▶ _Records supplied_
★ ★ ★
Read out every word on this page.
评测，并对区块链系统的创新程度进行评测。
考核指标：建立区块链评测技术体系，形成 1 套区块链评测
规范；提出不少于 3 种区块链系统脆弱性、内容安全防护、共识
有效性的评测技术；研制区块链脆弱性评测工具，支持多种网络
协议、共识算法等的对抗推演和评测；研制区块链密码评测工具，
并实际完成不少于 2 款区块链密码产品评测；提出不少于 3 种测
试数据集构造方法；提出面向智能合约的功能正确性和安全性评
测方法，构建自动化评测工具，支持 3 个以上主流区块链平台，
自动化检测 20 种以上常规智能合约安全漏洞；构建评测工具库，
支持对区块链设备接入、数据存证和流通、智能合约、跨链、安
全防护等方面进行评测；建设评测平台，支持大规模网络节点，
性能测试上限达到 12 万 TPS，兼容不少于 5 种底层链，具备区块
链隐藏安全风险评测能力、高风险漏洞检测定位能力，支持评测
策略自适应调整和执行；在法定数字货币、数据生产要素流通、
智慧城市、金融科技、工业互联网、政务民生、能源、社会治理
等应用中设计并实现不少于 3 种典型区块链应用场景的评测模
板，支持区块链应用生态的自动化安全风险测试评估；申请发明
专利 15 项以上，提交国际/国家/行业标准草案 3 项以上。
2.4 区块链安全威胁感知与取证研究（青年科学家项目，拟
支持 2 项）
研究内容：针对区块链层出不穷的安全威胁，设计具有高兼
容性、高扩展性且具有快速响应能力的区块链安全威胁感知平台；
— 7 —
★ ★ ★
Transcribe all lines as written.

▶ _Task answer_
Read out every word on this page.
评测，并对区块链系统的创新程度进行评测。
考核指标：建立区块链评测技术体系，形成 1 套区块链评测
规范；提出不少于 3 种区块链系统脆弱性、内容安全防护、共识
有效性的评测技术；研制区块链脆弱性评测工具，支持多种网络
协议、共识算法等的对抗推演和评测；研制区块链密码评测工具，
并实际完成不少于 2 款区块链密码产品评测；提出不少于 3 种测
试数据集构造方法；提出面向智能合约的功能正确性和安全性评
测方法，构建自动化评测工具，支持 3 个以上主流区块链平台，
自动化检测 20 种以上常规智能合约安全漏洞；构建评测工具库，
支持对区块链设备接入、数据存证和流通、智能合约、跨链、安
全防护等方面进行评测；建设评测平台，支持大规模网络节点，
性能测试上限达到 12 万 TPS，兼容不少于 5 种底层链，具备区块
链隐藏安全风险评测能力、高风险漏洞检测定位能力，支持评测
策略自适应调整和执行；在法定数字货币、数据生产要素流通、
智慧城市、金融科技、工业互联网、政务民生、能源、社会治理
等应用中设计并实现不少于 3 种典型区块链应用场景的评测模
板，支持区块链应用生态的自动化安全风险测试评估；申请发明
专利 15 项以上，提交国际/国家/行业标准草案 3 项以上。
2.4 区块链安全威胁感知与取证研究（青年科学家项目，拟
支持 2 项）
研究内容：针对区块链层出不穷的安全威胁，设计具有高兼
容性、高扩展性且具有快速响应能力的区块链安全威胁感知平台；
— 7 —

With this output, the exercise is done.